Locate all lines with the word "dashboard". Copy them.

SUPPLIED RECORDS =>
=======

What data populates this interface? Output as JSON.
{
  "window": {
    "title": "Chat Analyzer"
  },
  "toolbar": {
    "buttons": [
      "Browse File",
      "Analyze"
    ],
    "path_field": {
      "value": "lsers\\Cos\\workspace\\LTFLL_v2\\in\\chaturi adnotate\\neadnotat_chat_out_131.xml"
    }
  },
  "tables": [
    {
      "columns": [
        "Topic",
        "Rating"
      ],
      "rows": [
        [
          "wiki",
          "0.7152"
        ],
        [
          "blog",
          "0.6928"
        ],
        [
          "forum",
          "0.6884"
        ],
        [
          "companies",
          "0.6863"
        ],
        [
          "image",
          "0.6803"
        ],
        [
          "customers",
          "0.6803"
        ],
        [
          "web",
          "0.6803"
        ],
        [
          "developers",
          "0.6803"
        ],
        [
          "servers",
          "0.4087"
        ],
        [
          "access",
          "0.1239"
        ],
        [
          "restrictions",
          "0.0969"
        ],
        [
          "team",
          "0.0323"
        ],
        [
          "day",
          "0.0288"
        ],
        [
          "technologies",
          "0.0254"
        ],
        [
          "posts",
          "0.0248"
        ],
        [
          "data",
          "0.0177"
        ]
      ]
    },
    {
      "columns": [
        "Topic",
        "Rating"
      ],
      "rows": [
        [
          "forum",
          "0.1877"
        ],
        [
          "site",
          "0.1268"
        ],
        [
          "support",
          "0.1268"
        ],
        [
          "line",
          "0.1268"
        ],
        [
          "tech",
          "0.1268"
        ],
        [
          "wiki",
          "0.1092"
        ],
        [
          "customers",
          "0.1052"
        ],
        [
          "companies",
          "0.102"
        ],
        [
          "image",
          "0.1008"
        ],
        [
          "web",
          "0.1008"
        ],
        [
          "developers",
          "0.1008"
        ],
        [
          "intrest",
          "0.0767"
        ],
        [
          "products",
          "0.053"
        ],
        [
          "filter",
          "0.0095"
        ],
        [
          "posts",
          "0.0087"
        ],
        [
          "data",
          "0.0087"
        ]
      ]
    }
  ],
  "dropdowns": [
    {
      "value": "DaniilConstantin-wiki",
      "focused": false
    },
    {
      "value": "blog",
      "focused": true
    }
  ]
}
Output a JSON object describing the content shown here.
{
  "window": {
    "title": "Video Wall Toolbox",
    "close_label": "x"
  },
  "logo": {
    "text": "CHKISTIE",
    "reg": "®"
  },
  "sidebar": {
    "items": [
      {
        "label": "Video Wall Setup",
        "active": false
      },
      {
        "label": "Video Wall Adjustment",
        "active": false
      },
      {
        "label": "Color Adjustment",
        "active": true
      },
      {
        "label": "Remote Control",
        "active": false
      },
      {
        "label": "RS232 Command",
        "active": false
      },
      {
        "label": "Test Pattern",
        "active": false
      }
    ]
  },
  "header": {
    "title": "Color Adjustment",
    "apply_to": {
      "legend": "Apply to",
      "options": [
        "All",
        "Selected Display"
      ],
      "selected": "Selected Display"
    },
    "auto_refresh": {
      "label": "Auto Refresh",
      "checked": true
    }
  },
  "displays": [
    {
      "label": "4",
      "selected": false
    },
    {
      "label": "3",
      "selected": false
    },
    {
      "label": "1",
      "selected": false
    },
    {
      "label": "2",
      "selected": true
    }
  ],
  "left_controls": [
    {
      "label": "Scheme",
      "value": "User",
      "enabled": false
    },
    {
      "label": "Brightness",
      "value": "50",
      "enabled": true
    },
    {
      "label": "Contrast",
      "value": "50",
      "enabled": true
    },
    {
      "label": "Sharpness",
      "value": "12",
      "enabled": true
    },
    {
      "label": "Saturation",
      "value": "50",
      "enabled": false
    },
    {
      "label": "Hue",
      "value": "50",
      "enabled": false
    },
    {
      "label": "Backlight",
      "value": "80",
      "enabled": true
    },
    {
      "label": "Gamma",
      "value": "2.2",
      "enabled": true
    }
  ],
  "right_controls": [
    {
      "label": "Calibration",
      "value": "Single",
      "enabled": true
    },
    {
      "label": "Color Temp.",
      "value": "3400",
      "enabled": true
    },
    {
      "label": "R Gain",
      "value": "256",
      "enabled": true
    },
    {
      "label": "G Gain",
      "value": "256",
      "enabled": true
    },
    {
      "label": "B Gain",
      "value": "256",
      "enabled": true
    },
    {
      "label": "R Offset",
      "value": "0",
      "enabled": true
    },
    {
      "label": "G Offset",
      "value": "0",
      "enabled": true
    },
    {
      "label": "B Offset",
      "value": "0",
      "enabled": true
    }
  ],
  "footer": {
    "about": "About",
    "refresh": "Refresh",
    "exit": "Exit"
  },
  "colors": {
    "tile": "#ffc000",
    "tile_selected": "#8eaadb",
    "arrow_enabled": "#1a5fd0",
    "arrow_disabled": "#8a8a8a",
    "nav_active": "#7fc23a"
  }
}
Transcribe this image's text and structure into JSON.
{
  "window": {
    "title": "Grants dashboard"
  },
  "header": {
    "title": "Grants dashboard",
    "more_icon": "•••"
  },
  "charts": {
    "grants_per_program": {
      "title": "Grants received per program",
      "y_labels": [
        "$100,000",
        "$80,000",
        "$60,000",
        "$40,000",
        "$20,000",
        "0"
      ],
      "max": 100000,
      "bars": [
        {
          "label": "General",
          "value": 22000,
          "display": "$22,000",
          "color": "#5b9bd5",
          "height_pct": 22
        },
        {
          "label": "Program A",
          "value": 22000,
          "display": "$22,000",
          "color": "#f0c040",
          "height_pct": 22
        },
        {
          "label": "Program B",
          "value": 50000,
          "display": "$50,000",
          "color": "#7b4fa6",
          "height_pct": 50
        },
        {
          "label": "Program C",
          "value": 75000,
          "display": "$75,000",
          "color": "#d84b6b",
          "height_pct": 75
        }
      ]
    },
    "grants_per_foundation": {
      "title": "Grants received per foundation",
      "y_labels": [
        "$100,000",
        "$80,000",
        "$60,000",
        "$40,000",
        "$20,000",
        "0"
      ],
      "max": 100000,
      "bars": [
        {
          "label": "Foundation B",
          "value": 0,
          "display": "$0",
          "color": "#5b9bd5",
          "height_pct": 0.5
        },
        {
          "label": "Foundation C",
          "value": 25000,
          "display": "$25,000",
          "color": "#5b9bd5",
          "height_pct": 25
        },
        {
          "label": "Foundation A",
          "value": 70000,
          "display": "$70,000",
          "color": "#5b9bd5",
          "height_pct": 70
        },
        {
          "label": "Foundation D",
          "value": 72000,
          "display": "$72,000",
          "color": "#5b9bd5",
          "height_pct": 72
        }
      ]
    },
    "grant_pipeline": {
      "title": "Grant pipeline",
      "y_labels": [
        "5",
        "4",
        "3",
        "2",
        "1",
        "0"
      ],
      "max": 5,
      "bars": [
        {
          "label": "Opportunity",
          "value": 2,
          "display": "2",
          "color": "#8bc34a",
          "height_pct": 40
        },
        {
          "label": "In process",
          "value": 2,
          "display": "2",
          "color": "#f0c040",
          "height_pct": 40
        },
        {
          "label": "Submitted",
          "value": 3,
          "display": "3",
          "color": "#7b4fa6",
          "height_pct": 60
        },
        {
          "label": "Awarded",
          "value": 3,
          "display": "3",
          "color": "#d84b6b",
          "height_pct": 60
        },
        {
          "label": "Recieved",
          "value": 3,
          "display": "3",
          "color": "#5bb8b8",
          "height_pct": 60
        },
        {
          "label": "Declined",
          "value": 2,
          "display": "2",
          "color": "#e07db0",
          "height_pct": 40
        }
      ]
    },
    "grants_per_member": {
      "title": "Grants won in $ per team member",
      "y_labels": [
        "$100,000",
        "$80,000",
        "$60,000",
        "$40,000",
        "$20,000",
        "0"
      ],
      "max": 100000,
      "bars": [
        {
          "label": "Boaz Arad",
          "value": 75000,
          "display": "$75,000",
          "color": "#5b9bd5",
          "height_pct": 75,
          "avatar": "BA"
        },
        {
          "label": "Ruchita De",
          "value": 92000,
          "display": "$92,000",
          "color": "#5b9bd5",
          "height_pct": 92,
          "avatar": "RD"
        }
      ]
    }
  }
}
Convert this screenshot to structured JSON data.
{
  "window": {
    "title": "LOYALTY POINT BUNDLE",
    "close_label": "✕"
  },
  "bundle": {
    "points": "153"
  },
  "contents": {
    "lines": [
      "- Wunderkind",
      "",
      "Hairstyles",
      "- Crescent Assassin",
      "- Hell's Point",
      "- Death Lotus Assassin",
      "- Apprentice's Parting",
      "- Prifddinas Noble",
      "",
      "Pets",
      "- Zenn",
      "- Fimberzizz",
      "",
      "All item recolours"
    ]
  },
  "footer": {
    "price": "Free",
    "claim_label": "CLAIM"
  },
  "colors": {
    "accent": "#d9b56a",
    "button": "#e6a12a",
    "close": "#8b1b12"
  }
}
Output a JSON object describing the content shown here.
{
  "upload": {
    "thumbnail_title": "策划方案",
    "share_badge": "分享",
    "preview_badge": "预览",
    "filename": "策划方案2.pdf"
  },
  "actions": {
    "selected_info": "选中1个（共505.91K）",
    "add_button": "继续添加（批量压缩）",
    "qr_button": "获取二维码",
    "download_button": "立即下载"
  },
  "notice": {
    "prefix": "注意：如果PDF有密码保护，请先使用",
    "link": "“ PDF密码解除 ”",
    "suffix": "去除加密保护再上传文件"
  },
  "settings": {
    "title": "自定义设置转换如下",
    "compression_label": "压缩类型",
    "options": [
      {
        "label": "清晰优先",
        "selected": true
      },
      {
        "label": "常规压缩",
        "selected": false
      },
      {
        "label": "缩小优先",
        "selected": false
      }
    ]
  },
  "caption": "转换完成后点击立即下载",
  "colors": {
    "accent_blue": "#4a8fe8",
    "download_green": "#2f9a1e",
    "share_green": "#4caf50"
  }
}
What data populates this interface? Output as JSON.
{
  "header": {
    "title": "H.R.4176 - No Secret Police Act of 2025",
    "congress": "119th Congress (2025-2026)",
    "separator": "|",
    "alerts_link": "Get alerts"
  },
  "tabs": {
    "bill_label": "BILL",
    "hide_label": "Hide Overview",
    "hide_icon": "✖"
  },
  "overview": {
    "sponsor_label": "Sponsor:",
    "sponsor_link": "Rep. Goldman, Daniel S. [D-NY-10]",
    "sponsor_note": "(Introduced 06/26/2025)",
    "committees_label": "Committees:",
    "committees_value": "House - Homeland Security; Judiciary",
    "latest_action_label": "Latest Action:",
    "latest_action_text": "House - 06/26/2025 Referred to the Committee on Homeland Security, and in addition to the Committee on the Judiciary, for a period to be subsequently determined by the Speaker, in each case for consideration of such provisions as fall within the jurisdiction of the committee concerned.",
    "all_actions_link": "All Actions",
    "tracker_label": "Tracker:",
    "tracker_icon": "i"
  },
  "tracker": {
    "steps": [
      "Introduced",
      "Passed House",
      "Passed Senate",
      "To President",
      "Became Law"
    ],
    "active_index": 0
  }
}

=======

TASK OUTPUT =>
    "title": "Grants dashboard"
    "title": "Grants dashboard",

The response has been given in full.